• _Your instructions_
Restate the entries below verbatim.

• _Records to use_
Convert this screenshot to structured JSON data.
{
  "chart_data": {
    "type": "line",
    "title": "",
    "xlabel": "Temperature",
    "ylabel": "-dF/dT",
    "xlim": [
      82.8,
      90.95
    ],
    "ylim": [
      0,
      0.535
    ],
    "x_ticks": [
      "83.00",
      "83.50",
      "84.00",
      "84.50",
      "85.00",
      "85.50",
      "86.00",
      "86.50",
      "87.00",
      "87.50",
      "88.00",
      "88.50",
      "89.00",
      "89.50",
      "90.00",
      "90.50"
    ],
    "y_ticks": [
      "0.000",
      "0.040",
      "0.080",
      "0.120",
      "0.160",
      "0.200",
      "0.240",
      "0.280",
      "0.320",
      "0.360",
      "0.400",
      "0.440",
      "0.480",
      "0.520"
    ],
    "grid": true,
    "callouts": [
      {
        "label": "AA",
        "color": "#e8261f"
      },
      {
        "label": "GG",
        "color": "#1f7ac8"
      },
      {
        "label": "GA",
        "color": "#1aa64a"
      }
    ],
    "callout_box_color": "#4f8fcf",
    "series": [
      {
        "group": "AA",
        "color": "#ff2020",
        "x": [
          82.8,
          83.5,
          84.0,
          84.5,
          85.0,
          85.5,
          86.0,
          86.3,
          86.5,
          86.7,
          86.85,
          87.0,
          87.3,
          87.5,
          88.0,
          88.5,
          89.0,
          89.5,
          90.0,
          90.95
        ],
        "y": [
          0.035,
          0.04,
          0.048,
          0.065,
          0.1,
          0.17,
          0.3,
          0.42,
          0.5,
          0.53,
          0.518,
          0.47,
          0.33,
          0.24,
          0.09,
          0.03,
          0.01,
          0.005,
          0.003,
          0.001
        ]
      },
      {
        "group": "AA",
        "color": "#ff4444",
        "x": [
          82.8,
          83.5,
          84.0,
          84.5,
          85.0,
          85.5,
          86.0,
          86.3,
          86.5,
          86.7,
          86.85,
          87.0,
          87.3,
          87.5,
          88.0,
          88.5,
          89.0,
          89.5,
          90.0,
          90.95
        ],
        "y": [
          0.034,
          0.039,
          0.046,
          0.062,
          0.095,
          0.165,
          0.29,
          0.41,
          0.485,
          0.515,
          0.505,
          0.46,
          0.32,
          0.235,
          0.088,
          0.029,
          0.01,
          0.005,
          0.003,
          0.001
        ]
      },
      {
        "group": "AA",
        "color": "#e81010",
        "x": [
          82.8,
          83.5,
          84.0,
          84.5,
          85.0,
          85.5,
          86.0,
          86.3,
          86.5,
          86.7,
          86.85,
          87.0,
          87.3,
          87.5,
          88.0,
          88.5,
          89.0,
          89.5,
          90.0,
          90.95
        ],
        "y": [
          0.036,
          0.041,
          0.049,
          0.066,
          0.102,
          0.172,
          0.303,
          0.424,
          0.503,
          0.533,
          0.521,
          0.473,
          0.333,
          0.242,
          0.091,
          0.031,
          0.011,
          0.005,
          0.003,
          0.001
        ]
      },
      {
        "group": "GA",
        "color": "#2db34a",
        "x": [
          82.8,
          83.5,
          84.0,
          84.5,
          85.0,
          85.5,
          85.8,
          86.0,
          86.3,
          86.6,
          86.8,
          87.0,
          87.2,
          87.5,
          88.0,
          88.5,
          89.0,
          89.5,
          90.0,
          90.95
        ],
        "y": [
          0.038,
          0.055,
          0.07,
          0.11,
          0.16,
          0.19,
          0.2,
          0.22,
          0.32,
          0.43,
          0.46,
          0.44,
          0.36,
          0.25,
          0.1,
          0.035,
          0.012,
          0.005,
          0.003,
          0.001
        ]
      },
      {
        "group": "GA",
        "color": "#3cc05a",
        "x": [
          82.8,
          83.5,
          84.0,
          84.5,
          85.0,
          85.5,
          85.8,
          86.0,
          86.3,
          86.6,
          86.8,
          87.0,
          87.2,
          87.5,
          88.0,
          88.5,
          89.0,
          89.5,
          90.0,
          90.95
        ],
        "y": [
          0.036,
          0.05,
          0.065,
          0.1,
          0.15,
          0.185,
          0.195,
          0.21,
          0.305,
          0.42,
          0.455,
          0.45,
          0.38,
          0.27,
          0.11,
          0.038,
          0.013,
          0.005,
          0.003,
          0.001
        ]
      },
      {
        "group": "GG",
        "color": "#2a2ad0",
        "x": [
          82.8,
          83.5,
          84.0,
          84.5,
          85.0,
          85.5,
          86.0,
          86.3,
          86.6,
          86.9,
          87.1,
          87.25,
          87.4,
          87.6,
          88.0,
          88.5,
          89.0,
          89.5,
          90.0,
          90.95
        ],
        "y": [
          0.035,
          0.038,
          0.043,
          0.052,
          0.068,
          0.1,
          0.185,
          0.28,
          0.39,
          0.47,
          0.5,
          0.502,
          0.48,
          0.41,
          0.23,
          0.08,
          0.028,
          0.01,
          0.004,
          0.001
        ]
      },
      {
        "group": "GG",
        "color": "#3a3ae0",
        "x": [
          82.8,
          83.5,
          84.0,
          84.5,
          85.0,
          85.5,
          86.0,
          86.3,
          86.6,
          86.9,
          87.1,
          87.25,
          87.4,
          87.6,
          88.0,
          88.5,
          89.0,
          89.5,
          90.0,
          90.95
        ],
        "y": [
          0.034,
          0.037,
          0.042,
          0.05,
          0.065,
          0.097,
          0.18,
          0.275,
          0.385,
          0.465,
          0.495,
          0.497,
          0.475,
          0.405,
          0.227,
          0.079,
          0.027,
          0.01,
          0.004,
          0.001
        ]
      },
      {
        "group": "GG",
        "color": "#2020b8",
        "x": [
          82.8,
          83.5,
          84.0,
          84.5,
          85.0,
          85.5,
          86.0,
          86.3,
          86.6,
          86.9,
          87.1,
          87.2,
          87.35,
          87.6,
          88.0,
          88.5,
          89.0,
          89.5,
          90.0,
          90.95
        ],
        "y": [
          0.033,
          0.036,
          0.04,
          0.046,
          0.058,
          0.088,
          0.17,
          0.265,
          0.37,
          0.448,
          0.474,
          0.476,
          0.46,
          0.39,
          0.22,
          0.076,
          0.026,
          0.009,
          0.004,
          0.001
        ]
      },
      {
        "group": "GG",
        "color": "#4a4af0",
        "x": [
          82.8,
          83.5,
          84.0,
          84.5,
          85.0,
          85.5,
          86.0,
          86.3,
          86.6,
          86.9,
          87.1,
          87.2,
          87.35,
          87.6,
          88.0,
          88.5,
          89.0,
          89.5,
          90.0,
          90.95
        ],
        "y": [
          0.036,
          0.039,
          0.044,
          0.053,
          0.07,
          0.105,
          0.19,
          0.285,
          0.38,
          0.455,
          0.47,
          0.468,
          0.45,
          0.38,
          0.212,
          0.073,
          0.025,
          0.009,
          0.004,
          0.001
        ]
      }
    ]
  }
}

• _Finished task_
Convert this screenshot to structured JSON data.
{
  "chart_data": {
    "type": "line",
    "title": "",
    "xlabel": "Temperature",
    "ylabel": "-dF/dT",
    "xlim": [
      82.8,
      90.95
    ],
    "ylim": [
      0,
      0.535
    ],
    "x_ticks": [
      "83.00",
      "83.50",
      "84.00",
      "84.50",
      "85.00",
      "85.50",
      "86.00",
      "86.50",
      "87.00",
      "87.50",
      "88.00",
      "88.50",
      "89.00",
      "89.50",
      "90.00",
      "90.50"
    ],
    "y_ticks": [
      "0.000",
      "0.040",
      "0.080",
      "0.120",
      "0.160",
      "0.200",
      "0.240",
      "0.280",
      "0.320",
      "0.360",
      "0.400",
      "0.440",
      "0.480",
      "0.520"
    ],
    "grid": true,
    "callouts": [
      {
        "label": "AA",
        "color": "#e8261f"
      },
      {
        "label": "GG",
        "color": "#1f7ac8"
      },
      {
        "label": "GA",
        "color": "#1aa64a"
      }
    ],
    "callout_box_color": "#4f8fcf",
    "series": [
      {
        "group": "AA",
        "color": "#ff2020",
        "x": [
          82.8,
          83.5,
          84.0,
          84.5,
          85.0,
          85.5,
          86.0,
          86.3,
          86.5,
          86.7,
          86.85,
          87.0,
          87.3,
          87.5,
          88.0,
          88.5,
          89.0,
          89.5,
          90.0,
          90.95
        ],
        "y": [
          0.035,
          0.04,
          0.048,
          0.065,
          0.1,
          0.17,
          0.3,
          0.42,
          0.5,
          0.53,
          0.518,
          0.47,
          0.33,
          0.24,
          0.09,
          0.03,
          0.01,
          0.005,
          0.003,
          0.001
        ]
      },
      {
        "group": "AA",
        "color": "#ff4444",
        "x": [
          82.8,
          83.5,
          84.0,
          84.5,
          85.0,
          85.5,
          86.0,
          86.3,
          86.5,
          86.7,
          86.85,
          87.0,
          87.3,
          87.5,
          88.0,
          88.5,
          89.0,
          89.5,
          90.0,
          90.95
        ],
        "y": [
          0.034,
          0.039,
          0.046,
          0.062,
          0.095,
          0.165,
          0.29,
          0.41,
          0.485,
          0.515,
          0.505,
          0.46,
          0.32,
          0.235,
          0.088,
          0.029,
          0.01,
          0.005,
          0.003,
          0.001
        ]
      },
      {
        "group": "AA",
        "color": "#e81010",
        "x": [
          82.8,
          83.5,
          84.0,
          84.5,
          85.0,
          85.5,
          86.0,
          86.3,
          86.5,
          86.7,
          86.85,
          87.0,
          87.3,
          87.5,
          88.0,
          88.5,
          89.0,
          89.5,
          90.0,
          90.95
        ],
        "y": [
          0.036,
          0.041,
          0.049,
          0.066,
          0.102,
          0.172,
          0.303,
          0.424,
          0.503,
          0.533,
          0.521,
          0.473,
          0.333,
          0.242,
          0.091,
          0.031,
          0.011,
          0.005,
          0.003,
          0.001
        ]
      },
      {
        "group": "GA",
        "color": "#2db34a",
        "x": [
          82.8,
          83.5,
          84.0,
          84.5,
          85.0,
          85.5,
          85.8,
          86.0,
          86.3,
          86.6,
          86.8,
          87.0,
          87.2,
          87.5,
          88.0,
          88.5,
          89.0,
          89.5,
          90.0,
          90.95
        ],
        "y": [
          0.038,
          0.055,
          0.07,
          0.11,
          0.16,
          0.19,
          0.2,
          0.22,
          0.32,
          0.43,
          0.46,
          0.44,
          0.36,
          0.25,
          0.1,
          0.035,
          0.012,
          0.005,
          0.003,
          0.001
        ]
      },
      {
        "group": "GA",
        "color": "#3cc05a",
        "x": [
          82.8,
          83.5,
          84.0,
          84.5,
          85.0,
          85.5,
          85.8,
          86.0,
          86.3,
          86.6,
          86.8,
          87.0,
          87.2,
          87.5,
          88.0,
          88.5,
          89.0,
          89.5,
          90.0,
          90.95
        ],
        "y": [
          0.036,
          0.05,
          0.065,
          0.1,
          0.15,
          0.185,
          0.195,
          0.21,
          0.305,
          0.42,
          0.455,
          0.45,
          0.38,
          0.27,
          0.11,
          0.038,
          0.013,
          0.005,
          0.003,
          0.001
        ]
      },
      {
        "group": "GG",
        "color": "#2a2ad0",
        "x": [
          82.8,
          83.5,
          84.0,
          84.5,
          85.0,
          85.5,
          86.0,
          86.3,
          86.6,
          86.9,
          87.1,
          87.25,
          87.4,
          87.6,
          88.0,
          88.5,
          89.0,
          89.5,
          90.0,
          90.95
        ],
        "y": [
          0.035,
          0.038,
          0.043,
          0.052,
          0.068,
          0.1,
          0.185,
          0.28,
          0.39,
          0.47,
          0.5,
          0.502,
          0.48,
          0.41,
          0.23,
          0.08,
          0.028,
          0.01,
          0.004,
          0.001
        ]
      },
      {
        "group": "GG",
        "color": "#3a3ae0",
        "x": [
          82.8,
          83.5,
          84.0,
          84.5,
          85.0,
          85.5,
          86.0,
          86.3,
          86.6,
          86.9,
          87.1,
          87.25,
          87.4,
          87.6,
          88.0,
          88.5,
          89.0,
          89.5,
          90.0,
          90.95
        ],
        "y": [
          0.034,
          0.037,
          0.042,
          0.05,
          0.065,
          0.097,
          0.18,
          0.275,
          0.385,
          0.465,
          0.495,
          0.497,
          0.475,
          0.405,
          0.227,
          0.079,
          0.027,
          0.01,
          0.004,
          0.001
        ]
      },
      {
        "group": "GG",
        "color": "#2020b8",
        "x": [
          82.8,
          83.5,
          84.0,
          84.5,
          85.0,
          85.5,
          86.0,
          86.3,
          86.6,
          86.9,
          87.1,
          87.2,
          87.35,
          87.6,
          88.0,
          88.5,
          89.0,
          89.5,
          90.0,
          90.95
        ],
        "y": [
          0.033,
          0.036,
          0.04,
          0.046,
          0.058,
          0.088,
          0.17,
          0.265,
          0.37,
          0.448,
          0.474,
          0.476,
          0.46,
          0.39,
          0.22,
          0.076,
          0.026,
          0.009,
          0.004,
          0.001
        ]
      },
      {
        "group": "GG",
        "color": "#4a4af0",
        "x": [
          82.8,
          83.5,
          84.0,
          84.5,
          85.0,
          85.5,
          86.0,
          86.3,
          86.6,
          86.9,
          87.1,
          87.2,
          87.35,
          87.6,
          88.0,
          88.5,
          89.0,
          89.5,
          90.0,
          90.95
        ],
        "y": [
          0.036,
          0.039,
          0.044,
          0.053,
          0.07,
          0.105,
          0.19,
          0.285,
          0.38,
          0.455,
          0.47,
          0.468,
          0.45,
          0.38,
          0.212,
          0.073,
          0.025,
          0.009,
          0.004,
          0.001
        ]
      }
    ]
  }
}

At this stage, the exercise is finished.